• [RECORD LIST]
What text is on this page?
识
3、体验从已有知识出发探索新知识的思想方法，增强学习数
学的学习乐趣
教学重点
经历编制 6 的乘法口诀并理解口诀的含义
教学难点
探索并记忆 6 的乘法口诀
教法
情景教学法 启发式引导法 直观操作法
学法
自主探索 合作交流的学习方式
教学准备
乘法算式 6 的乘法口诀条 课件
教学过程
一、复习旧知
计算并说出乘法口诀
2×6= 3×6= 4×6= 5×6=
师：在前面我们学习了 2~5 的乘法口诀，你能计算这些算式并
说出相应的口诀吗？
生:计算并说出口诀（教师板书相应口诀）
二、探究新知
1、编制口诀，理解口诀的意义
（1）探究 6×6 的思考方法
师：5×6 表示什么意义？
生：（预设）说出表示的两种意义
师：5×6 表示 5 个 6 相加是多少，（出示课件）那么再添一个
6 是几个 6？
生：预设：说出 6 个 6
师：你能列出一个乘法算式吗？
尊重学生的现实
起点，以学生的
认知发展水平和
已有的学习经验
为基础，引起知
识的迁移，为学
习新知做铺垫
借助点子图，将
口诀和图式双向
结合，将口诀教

• [SET EXERCISE] Repeat the material above exactly.

• [SOLUTION]
What text is on this page?
识
3、体验从已有知识出发探索新知识的思想方法，增强学习数
学的学习乐趣
教学重点
经历编制 6 的乘法口诀并理解口诀的含义
教学难点
探索并记忆 6 的乘法口诀
教法
情景教学法 启发式引导法 直观操作法
学法
自主探索 合作交流的学习方式
教学准备
乘法算式 6 的乘法口诀条 课件
教学过程
一、复习旧知
计算并说出乘法口诀
2×6= 3×6= 4×6= 5×6=
师：在前面我们学习了 2~5 的乘法口诀，你能计算这些算式并
说出相应的口诀吗？
生:计算并说出口诀（教师板书相应口诀）
二、探究新知
1、编制口诀，理解口诀的意义
（1）探究 6×6 的思考方法
师：5×6 表示什么意义？
生：（预设）说出表示的两种意义
师：5×6 表示 5 个 6 相加是多少，（出示课件）那么再添一个
6 是几个 6？
生：预设：说出 6 个 6
师：你能列出一个乘法算式吗？
尊重学生的现实
起点，以学生的
认知发展水平和
已有的学习经验
为基础，引起知
识的迁移，为学
习新知做铺垫
借助点子图，将
口诀和图式双向
结合，将口诀教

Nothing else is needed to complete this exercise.